• [Stored records]:
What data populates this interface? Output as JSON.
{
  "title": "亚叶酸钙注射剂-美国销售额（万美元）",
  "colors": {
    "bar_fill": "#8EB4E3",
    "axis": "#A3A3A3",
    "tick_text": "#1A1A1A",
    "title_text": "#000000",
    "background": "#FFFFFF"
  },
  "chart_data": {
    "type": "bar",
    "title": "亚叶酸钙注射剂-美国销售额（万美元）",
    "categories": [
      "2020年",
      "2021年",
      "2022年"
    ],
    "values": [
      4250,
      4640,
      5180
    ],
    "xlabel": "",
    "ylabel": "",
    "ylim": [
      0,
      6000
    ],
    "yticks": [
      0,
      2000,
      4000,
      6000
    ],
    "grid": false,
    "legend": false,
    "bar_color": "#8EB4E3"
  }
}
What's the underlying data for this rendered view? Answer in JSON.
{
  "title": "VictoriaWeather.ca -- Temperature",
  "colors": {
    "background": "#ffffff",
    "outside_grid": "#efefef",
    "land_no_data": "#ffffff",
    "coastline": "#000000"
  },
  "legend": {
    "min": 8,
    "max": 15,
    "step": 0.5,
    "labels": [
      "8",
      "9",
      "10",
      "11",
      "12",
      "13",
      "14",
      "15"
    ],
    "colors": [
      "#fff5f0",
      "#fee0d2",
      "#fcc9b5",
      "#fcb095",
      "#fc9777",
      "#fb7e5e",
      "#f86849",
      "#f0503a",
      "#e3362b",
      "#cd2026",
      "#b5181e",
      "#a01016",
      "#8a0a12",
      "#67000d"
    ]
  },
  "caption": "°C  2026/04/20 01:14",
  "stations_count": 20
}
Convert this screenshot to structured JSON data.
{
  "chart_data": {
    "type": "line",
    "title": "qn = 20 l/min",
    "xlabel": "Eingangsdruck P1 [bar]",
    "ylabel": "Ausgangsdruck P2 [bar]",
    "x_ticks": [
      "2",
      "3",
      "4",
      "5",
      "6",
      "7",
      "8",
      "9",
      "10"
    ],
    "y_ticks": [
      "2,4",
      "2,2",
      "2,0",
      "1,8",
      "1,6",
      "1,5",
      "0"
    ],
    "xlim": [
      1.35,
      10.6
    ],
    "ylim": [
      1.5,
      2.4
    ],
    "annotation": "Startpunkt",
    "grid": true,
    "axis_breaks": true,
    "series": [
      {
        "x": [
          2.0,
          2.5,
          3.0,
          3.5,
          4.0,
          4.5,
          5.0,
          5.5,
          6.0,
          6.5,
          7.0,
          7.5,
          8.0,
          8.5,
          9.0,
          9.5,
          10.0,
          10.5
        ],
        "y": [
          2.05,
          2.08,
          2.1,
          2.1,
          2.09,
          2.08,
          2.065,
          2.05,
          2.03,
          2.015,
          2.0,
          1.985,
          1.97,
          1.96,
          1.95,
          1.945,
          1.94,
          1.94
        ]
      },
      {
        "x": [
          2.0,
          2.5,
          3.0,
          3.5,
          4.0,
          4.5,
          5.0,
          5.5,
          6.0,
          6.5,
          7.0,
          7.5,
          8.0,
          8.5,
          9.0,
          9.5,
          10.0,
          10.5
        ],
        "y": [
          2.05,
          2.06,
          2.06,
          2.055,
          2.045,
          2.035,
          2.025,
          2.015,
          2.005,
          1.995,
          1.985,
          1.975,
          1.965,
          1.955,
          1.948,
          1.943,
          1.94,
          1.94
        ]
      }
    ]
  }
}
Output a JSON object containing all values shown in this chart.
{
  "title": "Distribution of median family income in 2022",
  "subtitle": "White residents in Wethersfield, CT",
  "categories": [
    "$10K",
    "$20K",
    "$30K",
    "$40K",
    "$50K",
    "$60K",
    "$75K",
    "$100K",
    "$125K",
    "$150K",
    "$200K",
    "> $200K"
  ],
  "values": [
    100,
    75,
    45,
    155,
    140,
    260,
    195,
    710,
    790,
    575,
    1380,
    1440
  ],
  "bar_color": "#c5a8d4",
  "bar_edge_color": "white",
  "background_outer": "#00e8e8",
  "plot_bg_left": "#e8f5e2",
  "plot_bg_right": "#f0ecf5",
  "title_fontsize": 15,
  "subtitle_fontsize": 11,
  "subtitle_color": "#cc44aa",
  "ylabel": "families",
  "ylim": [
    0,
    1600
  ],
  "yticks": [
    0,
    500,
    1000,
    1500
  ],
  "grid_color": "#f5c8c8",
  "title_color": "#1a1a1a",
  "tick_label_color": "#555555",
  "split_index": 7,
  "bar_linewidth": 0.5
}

• [Exercise prompt]: Repeat the lines above exactly.

• [The response]:
What data populates this interface? Output as JSON.
{
  "title": "亚叶酸钙注射剂-美国销售额（万美元）",
  "colors": {
    "bar_fill": "#8EB4E3",
    "axis": "#A3A3A3",
    "tick_text": "#1A1A1A",
    "title_text": "#000000",
    "background": "#FFFFFF"
  },
  "chart_data": {
    "type": "bar",
    "title": "亚叶酸钙注射剂-美国销售额（万美元）",
    "categories": [
      "2020年",
      "2021年",
      "2022年"
    ],
    "values": [
      4250,
      4640,
      5180
    ],
    "xlabel": "",
    "ylabel": "",
    "ylim": [
      0,
      6000
    ],
    "yticks": [
      0,
      2000,
      4000,
      6000
    ],
    "grid": false,
    "legend": false,
    "bar_color": "#8EB4E3"
  }
}
What's the underlying data for this rendered view? Answer in JSON.
{
  "title": "VictoriaWeather.ca -- Temperature",
  "colors": {
    "background": "#ffffff",
    "outside_grid": "#efefef",
    "land_no_data": "#ffffff",
    "coastline": "#000000"
  },
  "legend": {
    "min": 8,
    "max": 15,
    "step": 0.5,
    "labels": [
      "8",
      "9",
      "10",
      "11",
      "12",
      "13",
      "14",
      "15"
    ],
    "colors": [
      "#fff5f0",
      "#fee0d2",
      "#fcc9b5",
      "#fcb095",
      "#fc9777",
      "#fb7e5e",
      "#f86849",
      "#f0503a",
      "#e3362b",
      "#cd2026",
      "#b5181e",
      "#a01016",
      "#8a0a12",
      "#67000d"
    ]
  },
  "caption": "°C  2026/04/20 01:14",
  "stations_count": 20
}
Convert this screenshot to structured JSON data.
{
  "chart_data": {
    "type": "line",
    "title": "qn = 20 l/min",
    "xlabel": "Eingangsdruck P1 [bar]",
    "ylabel": "Ausgangsdruck P2 [bar]",
    "x_ticks": [
      "2",
      "3",
      "4",
      "5",
      "6",
      "7",
      "8",
      "9",
      "10"
    ],
    "y_ticks": [
      "2,4",
      "2,2",
      "2,0",
      "1,8",
      "1,6",
      "1,5",
      "0"
    ],
    "xlim": [
      1.35,
      10.6
    ],
    "ylim": [
      1.5,
      2.4
    ],
    "annotation": "Startpunkt",
    "grid": true,
    "axis_breaks": true,
    "series": [
      {
        "x": [
          2.0,
          2.5,
          3.0,
          3.5,
          4.0,
          4.5,
          5.0,
          5.5,
          6.0,
          6.5,
          7.0,
          7.5,
          8.0,
          8.5,
          9.0,
          9.5,
          10.0,
          10.5
        ],
        "y": [
          2.05,
          2.08,
          2.1,
          2.1,
          2.09,
          2.08,
          2.065,
          2.05,
          2.03,
          2.015,
          2.0,
          1.985,
          1.97,
          1.96,
          1.95,
          1.945,
          1.94,
          1.94
        ]
      },
      {
        "x": [
          2.0,
          2.5,
          3.0,
          3.5,
          4.0,
          4.5,
          5.0,
          5.5,
          6.0,
          6.5,
          7.0,
          7.5,
          8.0,
          8.5,
          9.0,
          9.5,
          10.0,
          10.5
        ],
        "y": [
          2.05,
          2.06,
          2.06,
          2.055,
          2.045,
          2.035,
          2.025,
          2.015,
          2.005,
          1.995,
          1.985,
          1.975,
          1.965,
          1.955,
          1.948,
          1.943,
          1.94,
          1.94
        ]
      }
    ]
  }
}
Output a JSON object containing all values shown in this chart.
{
  "title": "Distribution of median family income in 2022",
  "subtitle": "White residents in Wethersfield, CT",
  "categories": [
    "$10K",
    "$20K",
    "$30K",
    "$40K",
    "$50K",
    "$60K",
    "$75K",
    "$100K",
    "$125K",
    "$150K",
    "$200K",
    "> $200K"
  ],
  "values": [
    100,
    75,
    45,
    155,
    140,
    260,
    195,
    710,
    790,
    575,
    1380,
    1440
  ],
  "bar_color": "#c5a8d4",
  "bar_edge_color": "white",
  "background_outer": "#00e8e8",
  "plot_bg_left": "#e8f5e2",
  "plot_bg_right": "#f0ecf5",
  "title_fontsize": 15,
  "subtitle_fontsize": 11,
  "subtitle_color": "#cc44aa",
  "ylabel": "families",
  "ylim": [
    0,
    1600
  ],
  "yticks": [
    0,
    500,
    1000,
    1500
  ],
  "grid_color": "#f5c8c8",
  "title_color": "#1a1a1a",
  "tick_label_color": "#555555",
  "split_index": 7,
  "bar_linewidth": 0.5
}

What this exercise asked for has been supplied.